**Stated exercise:** Transcribe exactly the entries from the "Parse this screenshot: output" line to the end, both included, minus pictures.

Source data

======

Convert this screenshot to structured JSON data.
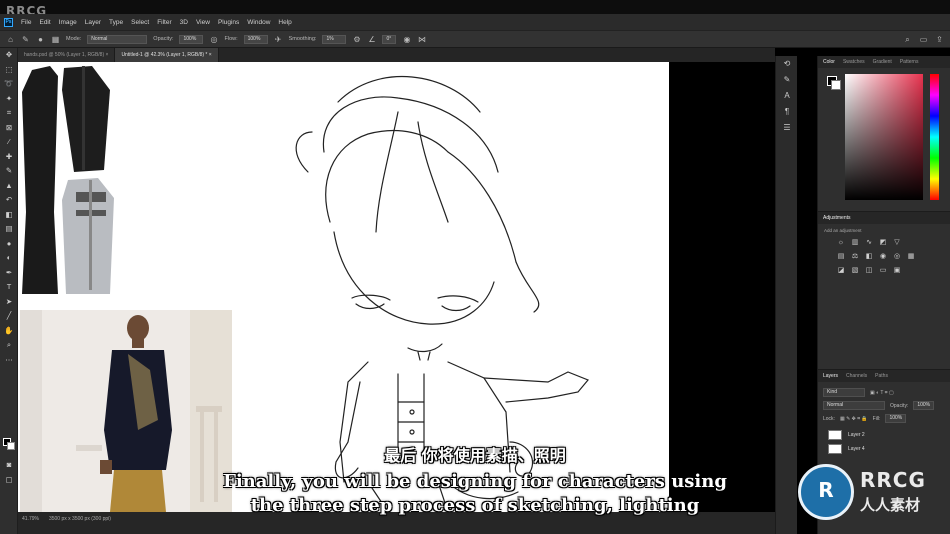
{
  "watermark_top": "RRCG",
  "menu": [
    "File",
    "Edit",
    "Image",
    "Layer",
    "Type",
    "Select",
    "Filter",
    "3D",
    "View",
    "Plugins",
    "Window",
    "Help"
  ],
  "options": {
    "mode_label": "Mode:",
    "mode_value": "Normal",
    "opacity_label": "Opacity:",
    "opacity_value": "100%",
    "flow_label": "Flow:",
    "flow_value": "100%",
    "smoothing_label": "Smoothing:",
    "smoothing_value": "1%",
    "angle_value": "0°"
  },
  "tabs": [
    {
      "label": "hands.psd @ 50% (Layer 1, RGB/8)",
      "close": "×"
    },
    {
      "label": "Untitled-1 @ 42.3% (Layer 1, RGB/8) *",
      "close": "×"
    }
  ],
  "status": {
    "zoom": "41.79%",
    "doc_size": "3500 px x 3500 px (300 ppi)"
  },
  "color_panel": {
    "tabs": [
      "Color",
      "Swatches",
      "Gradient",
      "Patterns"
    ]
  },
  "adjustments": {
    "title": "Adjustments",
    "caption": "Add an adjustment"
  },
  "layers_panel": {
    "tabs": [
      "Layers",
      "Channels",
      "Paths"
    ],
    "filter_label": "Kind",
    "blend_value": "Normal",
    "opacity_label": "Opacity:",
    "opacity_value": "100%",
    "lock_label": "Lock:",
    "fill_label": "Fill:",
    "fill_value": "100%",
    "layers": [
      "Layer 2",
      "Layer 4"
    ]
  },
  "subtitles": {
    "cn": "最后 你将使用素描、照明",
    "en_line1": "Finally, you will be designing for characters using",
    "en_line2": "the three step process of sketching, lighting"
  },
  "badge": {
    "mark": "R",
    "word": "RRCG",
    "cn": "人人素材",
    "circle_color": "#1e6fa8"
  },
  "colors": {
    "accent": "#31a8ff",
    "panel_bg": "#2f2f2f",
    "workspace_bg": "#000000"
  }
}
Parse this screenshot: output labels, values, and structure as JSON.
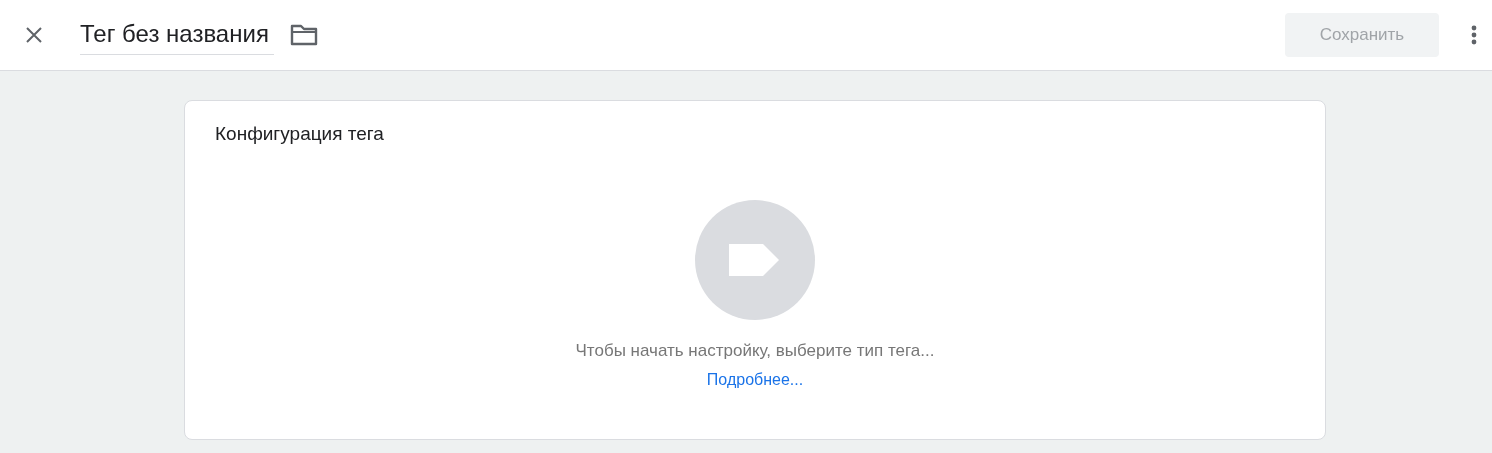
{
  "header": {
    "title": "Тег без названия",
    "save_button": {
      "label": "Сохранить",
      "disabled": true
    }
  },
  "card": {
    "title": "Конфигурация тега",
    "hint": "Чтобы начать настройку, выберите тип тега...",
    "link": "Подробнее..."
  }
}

======

**Reply to the task:**
Parse this screenshot: output labels, values, and structure as JSON.
{
  "header": {
    "title": "Тег без названия",
    "save_button": {
      "label": "Сохранить",
      "disabled": true
    }
  },
  "card": {
    "title": "Конфигурация тега",
    "hint": "Чтобы начать настройку, выберите тип тега...",
    "link": "Подробнее..."
  }
}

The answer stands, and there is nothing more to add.